### Problem details
Your task is to quote the material that follows, in full and exactly.

### The data
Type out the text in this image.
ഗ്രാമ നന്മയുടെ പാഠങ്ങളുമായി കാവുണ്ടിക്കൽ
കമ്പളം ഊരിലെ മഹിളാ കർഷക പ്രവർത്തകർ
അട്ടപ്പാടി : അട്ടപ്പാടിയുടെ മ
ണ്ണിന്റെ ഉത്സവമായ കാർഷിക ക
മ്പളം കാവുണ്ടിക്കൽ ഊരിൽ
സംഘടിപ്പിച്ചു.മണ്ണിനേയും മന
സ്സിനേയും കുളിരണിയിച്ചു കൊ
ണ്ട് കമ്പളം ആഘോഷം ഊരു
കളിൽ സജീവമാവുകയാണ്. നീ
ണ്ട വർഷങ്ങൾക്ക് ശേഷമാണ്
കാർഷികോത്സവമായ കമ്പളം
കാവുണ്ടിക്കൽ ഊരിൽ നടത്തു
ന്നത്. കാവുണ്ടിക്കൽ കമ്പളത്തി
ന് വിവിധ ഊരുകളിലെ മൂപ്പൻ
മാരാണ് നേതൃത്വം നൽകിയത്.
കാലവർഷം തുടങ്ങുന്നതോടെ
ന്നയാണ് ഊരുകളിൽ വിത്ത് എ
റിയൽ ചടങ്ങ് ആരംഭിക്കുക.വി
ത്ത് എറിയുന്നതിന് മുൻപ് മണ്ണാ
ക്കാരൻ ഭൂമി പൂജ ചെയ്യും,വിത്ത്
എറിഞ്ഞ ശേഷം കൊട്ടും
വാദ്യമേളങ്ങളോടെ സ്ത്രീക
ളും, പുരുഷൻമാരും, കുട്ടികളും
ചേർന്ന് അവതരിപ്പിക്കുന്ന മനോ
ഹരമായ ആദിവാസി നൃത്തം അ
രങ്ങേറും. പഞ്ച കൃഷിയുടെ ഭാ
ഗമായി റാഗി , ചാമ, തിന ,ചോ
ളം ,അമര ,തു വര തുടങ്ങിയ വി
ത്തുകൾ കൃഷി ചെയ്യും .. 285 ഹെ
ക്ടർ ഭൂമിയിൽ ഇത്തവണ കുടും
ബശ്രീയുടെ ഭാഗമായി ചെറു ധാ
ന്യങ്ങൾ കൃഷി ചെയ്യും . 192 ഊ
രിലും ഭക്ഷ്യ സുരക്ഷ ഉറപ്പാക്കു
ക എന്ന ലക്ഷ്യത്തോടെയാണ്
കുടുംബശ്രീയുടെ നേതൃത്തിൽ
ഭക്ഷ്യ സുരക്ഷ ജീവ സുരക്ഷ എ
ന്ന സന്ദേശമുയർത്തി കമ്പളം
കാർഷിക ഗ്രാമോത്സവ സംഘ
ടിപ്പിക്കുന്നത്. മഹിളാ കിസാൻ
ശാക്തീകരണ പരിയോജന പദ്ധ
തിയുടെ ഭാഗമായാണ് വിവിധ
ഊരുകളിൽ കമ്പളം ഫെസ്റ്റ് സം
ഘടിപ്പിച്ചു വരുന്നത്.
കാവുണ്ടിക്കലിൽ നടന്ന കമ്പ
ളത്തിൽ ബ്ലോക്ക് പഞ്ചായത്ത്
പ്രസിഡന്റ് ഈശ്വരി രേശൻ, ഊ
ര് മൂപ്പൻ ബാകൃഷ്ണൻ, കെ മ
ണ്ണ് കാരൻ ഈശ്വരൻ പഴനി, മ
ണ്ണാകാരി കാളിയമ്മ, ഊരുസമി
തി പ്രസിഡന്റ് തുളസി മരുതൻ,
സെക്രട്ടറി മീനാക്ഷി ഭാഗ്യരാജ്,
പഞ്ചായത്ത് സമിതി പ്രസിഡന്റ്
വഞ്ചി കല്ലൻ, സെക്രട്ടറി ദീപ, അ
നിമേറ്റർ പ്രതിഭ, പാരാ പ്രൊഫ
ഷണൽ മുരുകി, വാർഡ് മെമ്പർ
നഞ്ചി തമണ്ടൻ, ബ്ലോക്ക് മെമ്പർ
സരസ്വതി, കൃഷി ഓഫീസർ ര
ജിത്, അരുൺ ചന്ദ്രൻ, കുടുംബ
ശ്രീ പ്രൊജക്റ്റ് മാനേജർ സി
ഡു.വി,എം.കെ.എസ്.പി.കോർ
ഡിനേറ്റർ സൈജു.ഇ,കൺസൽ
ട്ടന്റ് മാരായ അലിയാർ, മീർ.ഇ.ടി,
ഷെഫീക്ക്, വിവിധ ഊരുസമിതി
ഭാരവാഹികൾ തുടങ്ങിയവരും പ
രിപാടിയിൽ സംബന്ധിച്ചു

### Solution for this problem
Type out the text in this image.
ഗ്രാമ നന്മയുടെ പാഠങ്ങളുമായി കാവുണ്ടിക്കൽ
കമ്പളം ഊരിലെ മഹിളാ കർഷക പ്രവർത്തകർ
അട്ടപ്പാടി : അട്ടപ്പാടിയുടെ മ
ണ്ണിന്റെ ഉത്സവമായ കാർഷിക ക
മ്പളം കാവുണ്ടിക്കൽ ഊരിൽ
സംഘടിപ്പിച്ചു.മണ്ണിനേയും മന
സ്സിനേയും കുളിരണിയിച്ചു കൊ
ണ്ട് കമ്പളം ആഘോഷം ഊരു
കളിൽ സജീവമാവുകയാണ്. നീ
ണ്ട വർഷങ്ങൾക്ക് ശേഷമാണ്
കാർഷികോത്സവമായ കമ്പളം
കാവുണ്ടിക്കൽ ഊരിൽ നടത്തു
ന്നത്. കാവുണ്ടിക്കൽ കമ്പളത്തി
ന് വിവിധ ഊരുകളിലെ മൂപ്പൻ
മാരാണ് നേതൃത്വം നൽകിയത്.
കാലവർഷം തുടങ്ങുന്നതോടെ
ന്നയാണ് ഊരുകളിൽ വിത്ത് എ
റിയൽ ചടങ്ങ് ആരംഭിക്കുക.വി
ത്ത് എറിയുന്നതിന് മുൻപ് മണ്ണാ
ക്കാരൻ ഭൂമി പൂജ ചെയ്യും,വിത്ത്
എറിഞ്ഞ ശേഷം കൊട്ടും
വാദ്യമേളങ്ങളോടെ സ്ത്രീക
ളും, പുരുഷൻമാരും, കുട്ടികളും
ചേർന്ന് അവതരിപ്പിക്കുന്ന മനോ
ഹരമായ ആദിവാസി നൃത്തം അ
രങ്ങേറും. പഞ്ച കൃഷിയുടെ ഭാ
ഗമായി റാഗി , ചാമ, തിന ,ചോ
ളം ,അമര ,തു വര തുടങ്ങിയ വി
ത്തുകൾ കൃഷി ചെയ്യും .. 285 ഹെ
ക്ടർ ഭൂമിയിൽ ഇത്തവണ കുടും
ബശ്രീയുടെ ഭാഗമായി ചെറു ധാ
ന്യങ്ങൾ കൃഷി ചെയ്യും . 192 ഊ
രിലും ഭക്ഷ്യ സുരക്ഷ ഉറപ്പാക്കു
ക എന്ന ലക്ഷ്യത്തോടെയാണ്
കുടുംബശ്രീയുടെ നേതൃത്തിൽ
ഭക്ഷ്യ സുരക്ഷ ജീവ സുരക്ഷ എ
ന്ന സന്ദേശമുയർത്തി കമ്പളം
കാർഷിക ഗ്രാമോത്സവ സംഘ
ടിപ്പിക്കുന്നത്. മഹിളാ കിസാൻ
ശാക്തീകരണ പരിയോജന പദ്ധ
തിയുടെ ഭാഗമായാണ് വിവിധ
ഊരുകളിൽ കമ്പളം ഫെസ്റ്റ് സം
ഘടിപ്പിച്ചു വരുന്നത്.
കാവുണ്ടിക്കലിൽ നടന്ന കമ്പ
ളത്തിൽ ബ്ലോക്ക് പഞ്ചായത്ത്
പ്രസിഡന്റ് ഈശ്വരി രേശൻ, ഊ
ര് മൂപ്പൻ ബാകൃഷ്ണൻ, കെ മ
ണ്ണ് കാരൻ ഈശ്വരൻ പഴനി, മ
ണ്ണാകാരി കാളിയമ്മ, ഊരുസമി
തി പ്രസിഡന്റ് തുളസി മരുതൻ,
സെക്രട്ടറി മീനാക്ഷി ഭാഗ്യരാജ്,
പഞ്ചായത്ത് സമിതി പ്രസിഡന്റ്
വഞ്ചി കല്ലൻ, സെക്രട്ടറി ദീപ, അ
നിമേറ്റർ പ്രതിഭ, പാരാ പ്രൊഫ
ഷണൽ മുരുകി, വാർഡ് മെമ്പർ
നഞ്ചി തമണ്ടൻ, ബ്ലോക്ക് മെമ്പർ
സരസ്വതി, കൃഷി ഓഫീസർ ര
ജിത്, അരുൺ ചന്ദ്രൻ, കുടുംബ
ശ്രീ പ്രൊജക്റ്റ് മാനേജർ സി
ഡു.വി,എം.കെ.എസ്.പി.കോർ
ഡിനേറ്റർ സൈജു.ഇ,കൺസൽ
ട്ടന്റ് മാരായ അലിയാർ, മീർ.ഇ.ടി,
ഷെഫീക്ക്, വിവിധ ഊരുസമിതി
ഭാരവാഹികൾ തുടങ്ങിയവരും പ
രിപാടിയിൽ സംബന്ധിച്ചു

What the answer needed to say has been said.